• _DATA SHOWN_:
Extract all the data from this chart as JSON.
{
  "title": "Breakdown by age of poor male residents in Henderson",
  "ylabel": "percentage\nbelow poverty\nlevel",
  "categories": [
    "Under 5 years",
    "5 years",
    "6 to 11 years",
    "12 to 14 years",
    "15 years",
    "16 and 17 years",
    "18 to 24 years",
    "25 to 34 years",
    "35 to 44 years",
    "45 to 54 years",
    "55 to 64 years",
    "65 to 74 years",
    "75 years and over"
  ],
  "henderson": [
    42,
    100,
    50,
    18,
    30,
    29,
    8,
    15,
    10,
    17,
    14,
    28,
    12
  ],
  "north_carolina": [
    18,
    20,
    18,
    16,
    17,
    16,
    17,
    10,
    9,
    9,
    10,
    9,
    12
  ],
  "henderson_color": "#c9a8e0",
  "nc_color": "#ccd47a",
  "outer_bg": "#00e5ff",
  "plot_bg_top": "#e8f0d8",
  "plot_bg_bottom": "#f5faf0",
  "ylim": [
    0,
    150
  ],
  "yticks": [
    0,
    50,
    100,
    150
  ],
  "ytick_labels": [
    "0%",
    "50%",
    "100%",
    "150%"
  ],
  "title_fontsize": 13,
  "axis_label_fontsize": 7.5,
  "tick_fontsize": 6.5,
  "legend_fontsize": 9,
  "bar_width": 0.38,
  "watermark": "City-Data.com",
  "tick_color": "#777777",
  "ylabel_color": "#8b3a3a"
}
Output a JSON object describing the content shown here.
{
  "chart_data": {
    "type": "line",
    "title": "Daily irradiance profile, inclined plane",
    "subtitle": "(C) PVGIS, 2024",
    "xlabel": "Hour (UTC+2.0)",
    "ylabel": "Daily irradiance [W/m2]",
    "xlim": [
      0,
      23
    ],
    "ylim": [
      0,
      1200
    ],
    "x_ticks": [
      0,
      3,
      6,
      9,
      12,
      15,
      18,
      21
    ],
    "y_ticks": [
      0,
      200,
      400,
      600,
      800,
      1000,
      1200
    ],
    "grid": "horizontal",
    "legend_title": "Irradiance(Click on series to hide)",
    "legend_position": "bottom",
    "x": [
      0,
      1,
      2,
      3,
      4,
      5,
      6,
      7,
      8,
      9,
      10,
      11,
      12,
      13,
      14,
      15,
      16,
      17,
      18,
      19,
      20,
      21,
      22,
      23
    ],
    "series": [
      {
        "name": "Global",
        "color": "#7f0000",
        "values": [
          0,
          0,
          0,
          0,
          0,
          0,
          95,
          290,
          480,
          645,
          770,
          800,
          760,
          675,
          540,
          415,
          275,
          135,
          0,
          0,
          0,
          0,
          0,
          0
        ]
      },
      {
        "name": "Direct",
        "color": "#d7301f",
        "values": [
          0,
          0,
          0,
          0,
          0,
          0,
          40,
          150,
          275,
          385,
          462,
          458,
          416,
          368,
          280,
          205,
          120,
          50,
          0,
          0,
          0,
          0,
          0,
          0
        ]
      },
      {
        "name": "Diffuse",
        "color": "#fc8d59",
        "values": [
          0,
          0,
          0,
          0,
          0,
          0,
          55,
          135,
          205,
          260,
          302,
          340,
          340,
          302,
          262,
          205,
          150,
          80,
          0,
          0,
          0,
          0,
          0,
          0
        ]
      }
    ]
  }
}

• _THE PROBLEM_: Hand back the material above in full, exactly as written.

• _EXPECTED OUTPUT_:
Extract all the data from this chart as JSON.
{
  "title": "Breakdown by age of poor male residents in Henderson",
  "ylabel": "percentage\nbelow poverty\nlevel",
  "categories": [
    "Under 5 years",
    "5 years",
    "6 to 11 years",
    "12 to 14 years",
    "15 years",
    "16 and 17 years",
    "18 to 24 years",
    "25 to 34 years",
    "35 to 44 years",
    "45 to 54 years",
    "55 to 64 years",
    "65 to 74 years",
    "75 years and over"
  ],
  "henderson": [
    42,
    100,
    50,
    18,
    30,
    29,
    8,
    15,
    10,
    17,
    14,
    28,
    12
  ],
  "north_carolina": [
    18,
    20,
    18,
    16,
    17,
    16,
    17,
    10,
    9,
    9,
    10,
    9,
    12
  ],
  "henderson_color": "#c9a8e0",
  "nc_color": "#ccd47a",
  "outer_bg": "#00e5ff",
  "plot_bg_top": "#e8f0d8",
  "plot_bg_bottom": "#f5faf0",
  "ylim": [
    0,
    150
  ],
  "yticks": [
    0,
    50,
    100,
    150
  ],
  "ytick_labels": [
    "0%",
    "50%",
    "100%",
    "150%"
  ],
  "title_fontsize": 13,
  "axis_label_fontsize": 7.5,
  "tick_fontsize": 6.5,
  "legend_fontsize": 9,
  "bar_width": 0.38,
  "watermark": "City-Data.com",
  "tick_color": "#777777",
  "ylabel_color": "#8b3a3a"
}
Output a JSON object describing the content shown here.
{
  "chart_data": {
    "type": "line",
    "title": "Daily irradiance profile, inclined plane",
    "subtitle": "(C) PVGIS, 2024",
    "xlabel": "Hour (UTC+2.0)",
    "ylabel": "Daily irradiance [W/m2]",
    "xlim": [
      0,
      23
    ],
    "ylim": [
      0,
      1200
    ],
    "x_ticks": [
      0,
      3,
      6,
      9,
      12,
      15,
      18,
      21
    ],
    "y_ticks": [
      0,
      200,
      400,
      600,
      800,
      1000,
      1200
    ],
    "grid": "horizontal",
    "legend_title": "Irradiance(Click on series to hide)",
    "legend_position": "bottom",
    "x": [
      0,
      1,
      2,
      3,
      4,
      5,
      6,
      7,
      8,
      9,
      10,
      11,
      12,
      13,
      14,
      15,
      16,
      17,
      18,
      19,
      20,
      21,
      22,
      23
    ],
    "series": [
      {
        "name": "Global",
        "color": "#7f0000",
        "values": [
          0,
          0,
          0,
          0,
          0,
          0,
          95,
          290,
          480,
          645,
          770,
          800,
          760,
          675,
          540,
          415,
          275,
          135,
          0,
          0,
          0,
          0,
          0,
          0
        ]
      },
      {
        "name": "Direct",
        "color": "#d7301f",
        "values": [
          0,
          0,
          0,
          0,
          0,
          0,
          40,
          150,
          275,
          385,
          462,
          458,
          416,
          368,
          280,
          205,
          120,
          50,
          0,
          0,
          0,
          0,
          0,
          0
        ]
      },
      {
        "name": "Diffuse",
        "color": "#fc8d59",
        "values": [
          0,
          0,
          0,
          0,
          0,
          0,
          55,
          135,
          205,
          260,
          302,
          340,
          340,
          302,
          262,
          205,
          150,
          80,
          0,
          0,
          0,
          0,
          0,
          0
        ]
      }
    ]
  }
}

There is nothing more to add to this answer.